### Provided records:
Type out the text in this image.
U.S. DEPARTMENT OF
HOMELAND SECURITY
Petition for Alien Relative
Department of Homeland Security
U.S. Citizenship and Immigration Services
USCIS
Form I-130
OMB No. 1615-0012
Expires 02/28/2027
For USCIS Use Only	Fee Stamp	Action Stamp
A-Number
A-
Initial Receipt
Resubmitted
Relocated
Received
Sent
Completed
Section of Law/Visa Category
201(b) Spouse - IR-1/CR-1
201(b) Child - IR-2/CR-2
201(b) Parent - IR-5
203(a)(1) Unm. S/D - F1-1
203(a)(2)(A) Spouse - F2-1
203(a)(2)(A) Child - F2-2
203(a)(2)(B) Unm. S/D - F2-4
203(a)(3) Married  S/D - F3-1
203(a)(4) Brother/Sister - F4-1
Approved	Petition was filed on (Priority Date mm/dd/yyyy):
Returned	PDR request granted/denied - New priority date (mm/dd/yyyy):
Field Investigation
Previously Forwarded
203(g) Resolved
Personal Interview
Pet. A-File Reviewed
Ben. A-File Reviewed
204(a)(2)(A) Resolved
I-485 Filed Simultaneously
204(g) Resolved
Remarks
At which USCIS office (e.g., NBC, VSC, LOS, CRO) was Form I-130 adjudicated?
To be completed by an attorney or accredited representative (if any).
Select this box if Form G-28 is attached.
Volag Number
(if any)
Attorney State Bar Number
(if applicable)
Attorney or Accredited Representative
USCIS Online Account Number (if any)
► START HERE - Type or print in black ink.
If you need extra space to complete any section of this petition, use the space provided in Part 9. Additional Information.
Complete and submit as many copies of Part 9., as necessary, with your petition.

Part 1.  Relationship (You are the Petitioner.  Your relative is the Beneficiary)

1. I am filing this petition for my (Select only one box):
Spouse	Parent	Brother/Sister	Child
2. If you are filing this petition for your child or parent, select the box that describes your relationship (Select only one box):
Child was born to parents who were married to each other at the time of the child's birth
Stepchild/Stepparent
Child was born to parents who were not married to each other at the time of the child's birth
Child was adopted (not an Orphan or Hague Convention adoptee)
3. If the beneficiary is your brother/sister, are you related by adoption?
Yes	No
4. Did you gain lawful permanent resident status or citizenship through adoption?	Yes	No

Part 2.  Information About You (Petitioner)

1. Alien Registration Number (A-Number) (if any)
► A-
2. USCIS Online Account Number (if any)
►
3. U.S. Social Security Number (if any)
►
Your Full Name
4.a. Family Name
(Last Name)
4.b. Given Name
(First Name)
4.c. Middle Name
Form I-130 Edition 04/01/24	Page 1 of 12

### Work to be completed:
Write out the whole listing exactly.

### Exercise output:
Type out the text in this image.
U.S. DEPARTMENT OF
HOMELAND SECURITY
Petition for Alien Relative
Department of Homeland Security
U.S. Citizenship and Immigration Services
USCIS
Form I-130
OMB No. 1615-0012
Expires 02/28/2027
For USCIS Use Only	Fee Stamp	Action Stamp
A-Number
A-
Initial Receipt
Resubmitted
Relocated
Received
Sent
Completed
Section of Law/Visa Category
201(b) Spouse - IR-1/CR-1
201(b) Child - IR-2/CR-2
201(b) Parent - IR-5
203(a)(1) Unm. S/D - F1-1
203(a)(2)(A) Spouse - F2-1
203(a)(2)(A) Child - F2-2
203(a)(2)(B) Unm. S/D - F2-4
203(a)(3) Married  S/D - F3-1
203(a)(4) Brother/Sister - F4-1
Approved	Petition was filed on (Priority Date mm/dd/yyyy):
Returned	PDR request granted/denied - New priority date (mm/dd/yyyy):
Field Investigation
Previously Forwarded
203(g) Resolved
Personal Interview
Pet. A-File Reviewed
Ben. A-File Reviewed
204(a)(2)(A) Resolved
I-485 Filed Simultaneously
204(g) Resolved
Remarks
At which USCIS office (e.g., NBC, VSC, LOS, CRO) was Form I-130 adjudicated?
To be completed by an attorney or accredited representative (if any).
Select this box if Form G-28 is attached.
Volag Number
(if any)
Attorney State Bar Number
(if applicable)
Attorney or Accredited Representative
USCIS Online Account Number (if any)
► START HERE - Type or print in black ink.
If you need extra space to complete any section of this petition, use the space provided in Part 9. Additional Information.
Complete and submit as many copies of Part 9., as necessary, with your petition.

Part 1.  Relationship (You are the Petitioner.  Your relative is the Beneficiary)

1. I am filing this petition for my (Select only one box):
Spouse	Parent	Brother/Sister	Child
2. If you are filing this petition for your child or parent, select the box that describes your relationship (Select only one box):
Child was born to parents who were married to each other at the time of the child's birth
Stepchild/Stepparent
Child was born to parents who were not married to each other at the time of the child's birth
Child was adopted (not an Orphan or Hague Convention adoptee)
3. If the beneficiary is your brother/sister, are you related by adoption?
Yes	No
4. Did you gain lawful permanent resident status or citizenship through adoption?	Yes	No

Part 2.  Information About You (Petitioner)

1. Alien Registration Number (A-Number) (if any)
► A-
2. USCIS Online Account Number (if any)
►
3. U.S. Social Security Number (if any)
►
Your Full Name
4.a. Family Name
(Last Name)
4.b. Given Name
(First Name)
4.c. Middle Name
Form I-130 Edition 04/01/24	Page 1 of 12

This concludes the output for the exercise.